--- Begin ITEMS ---

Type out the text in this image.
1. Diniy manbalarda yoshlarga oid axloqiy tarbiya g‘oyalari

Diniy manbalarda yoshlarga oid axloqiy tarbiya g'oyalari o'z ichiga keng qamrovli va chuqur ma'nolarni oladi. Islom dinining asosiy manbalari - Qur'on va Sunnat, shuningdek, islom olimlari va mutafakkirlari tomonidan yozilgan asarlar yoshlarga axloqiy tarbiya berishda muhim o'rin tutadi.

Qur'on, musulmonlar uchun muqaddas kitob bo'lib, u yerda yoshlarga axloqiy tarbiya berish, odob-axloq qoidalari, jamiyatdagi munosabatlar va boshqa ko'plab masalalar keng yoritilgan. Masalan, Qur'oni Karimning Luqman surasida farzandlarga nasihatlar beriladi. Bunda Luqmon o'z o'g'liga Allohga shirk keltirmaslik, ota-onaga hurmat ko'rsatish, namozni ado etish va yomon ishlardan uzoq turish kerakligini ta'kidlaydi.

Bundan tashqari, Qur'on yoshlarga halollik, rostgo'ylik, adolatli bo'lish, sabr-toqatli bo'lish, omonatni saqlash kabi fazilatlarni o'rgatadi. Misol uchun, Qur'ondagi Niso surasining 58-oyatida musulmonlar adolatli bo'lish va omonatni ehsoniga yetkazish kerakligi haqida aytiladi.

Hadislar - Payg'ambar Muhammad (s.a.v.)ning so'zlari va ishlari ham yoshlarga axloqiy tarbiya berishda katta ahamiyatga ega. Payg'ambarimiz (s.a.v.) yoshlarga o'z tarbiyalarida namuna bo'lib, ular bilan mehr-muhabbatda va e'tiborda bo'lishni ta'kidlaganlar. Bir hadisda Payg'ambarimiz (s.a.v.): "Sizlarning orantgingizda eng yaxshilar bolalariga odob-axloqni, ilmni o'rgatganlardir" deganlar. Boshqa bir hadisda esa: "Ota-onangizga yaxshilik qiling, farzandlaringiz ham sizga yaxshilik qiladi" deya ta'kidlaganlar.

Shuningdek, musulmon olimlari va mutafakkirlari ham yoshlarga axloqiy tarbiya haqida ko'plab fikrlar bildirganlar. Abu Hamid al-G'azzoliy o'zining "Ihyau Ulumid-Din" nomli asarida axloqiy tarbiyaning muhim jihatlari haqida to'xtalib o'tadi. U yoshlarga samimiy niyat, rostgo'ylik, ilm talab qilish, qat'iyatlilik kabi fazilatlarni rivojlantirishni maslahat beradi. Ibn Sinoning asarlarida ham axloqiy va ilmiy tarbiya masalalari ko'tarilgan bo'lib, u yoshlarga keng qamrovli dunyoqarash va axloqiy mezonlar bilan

--- End ITEMS ---
--- Begin ITEMS ---

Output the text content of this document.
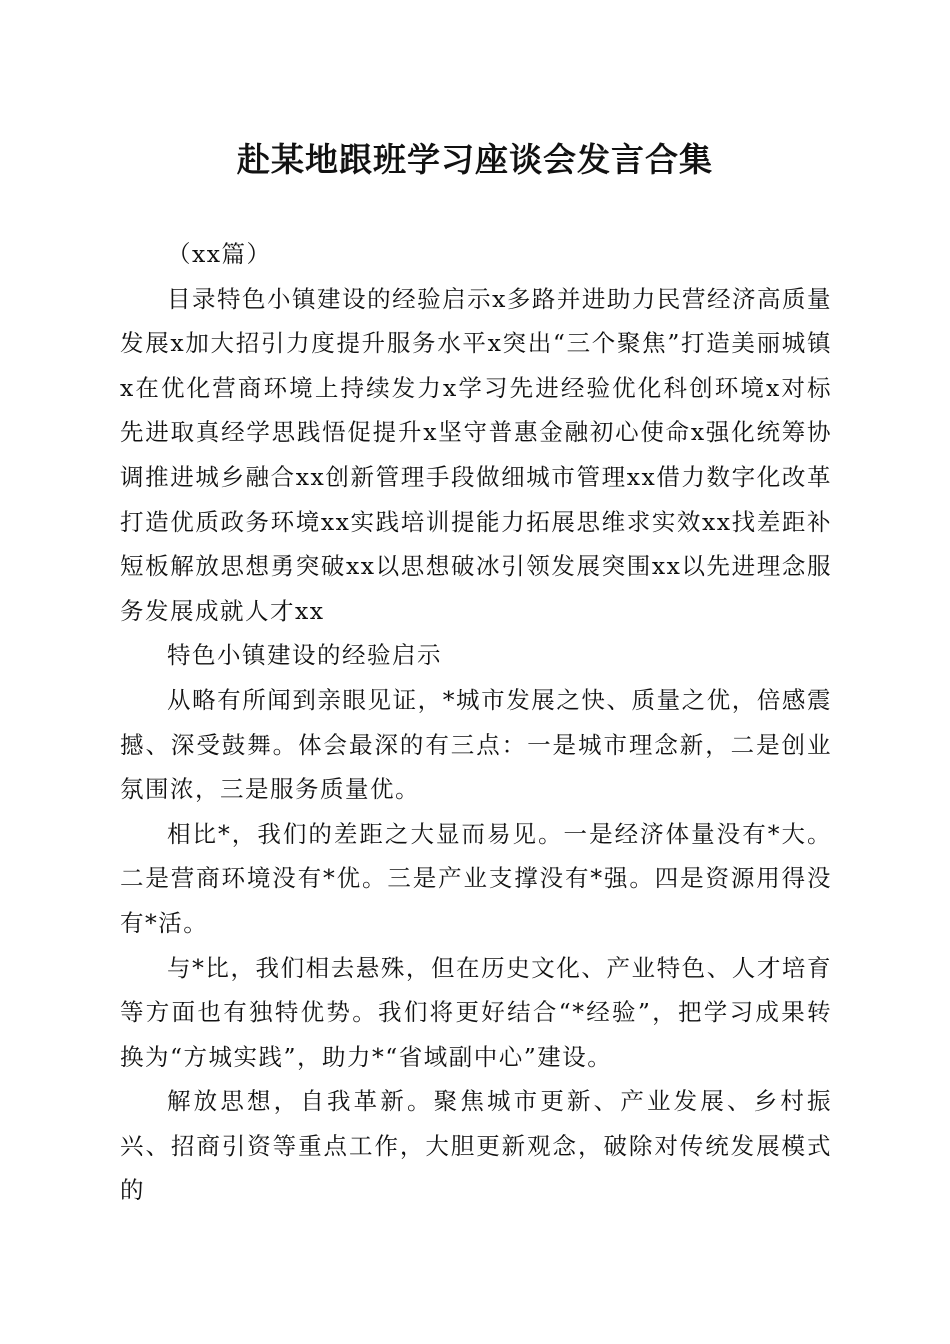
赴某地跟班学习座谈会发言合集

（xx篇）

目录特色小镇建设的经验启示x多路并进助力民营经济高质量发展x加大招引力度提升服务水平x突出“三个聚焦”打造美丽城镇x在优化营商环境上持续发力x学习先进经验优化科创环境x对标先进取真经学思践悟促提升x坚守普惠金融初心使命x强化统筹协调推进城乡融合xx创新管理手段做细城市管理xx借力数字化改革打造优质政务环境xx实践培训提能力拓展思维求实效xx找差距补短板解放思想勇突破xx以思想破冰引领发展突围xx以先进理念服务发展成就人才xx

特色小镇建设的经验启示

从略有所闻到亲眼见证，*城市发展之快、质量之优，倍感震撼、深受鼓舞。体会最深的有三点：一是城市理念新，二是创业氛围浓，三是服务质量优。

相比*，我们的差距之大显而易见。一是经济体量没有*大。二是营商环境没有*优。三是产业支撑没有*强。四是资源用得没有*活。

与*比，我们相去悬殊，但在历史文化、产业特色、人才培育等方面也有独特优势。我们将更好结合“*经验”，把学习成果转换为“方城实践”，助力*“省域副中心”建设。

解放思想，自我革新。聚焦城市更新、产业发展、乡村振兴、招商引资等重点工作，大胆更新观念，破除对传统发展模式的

--- End ITEMS ---

INSTRUCTION:
List all lines in the material containing the string "uchun".

EXERCISE SOLUTION:
Qur'on, musulmonlar uchun muqaddas kitob bo'lib, u yerda yoshlarga axloqiy tarbiya berish, odob-axloq qoidalari, jamiyatdagi munosabatlar va boshqa ko'plab masalalar keng yoritilgan. Masalan, Qur'oni Karimning Luqman surasida farzandlarga nasihatlar beriladi. Bunda Luqmon o'z o'g'liga Allohga shirk keltirmaslik, ota-onaga hurmat ko'rsatish, namozni ado etish va yomon ishlardan uzoq turish kerakligini ta'kidlaydi.
Bundan tashqari, Qur'on yoshlarga halollik, rostgo'ylik, adolatli bo'lish, sabr-toqatli bo'lish, omonatni saqlash kabi fazilatlarni o'rgatadi. Misol uchun, Qur'ondagi Niso surasining 58-oyatida musulmonlar adolatli bo'lish va omonatni ehsoniga yetkazish kerakligi haqida aytiladi.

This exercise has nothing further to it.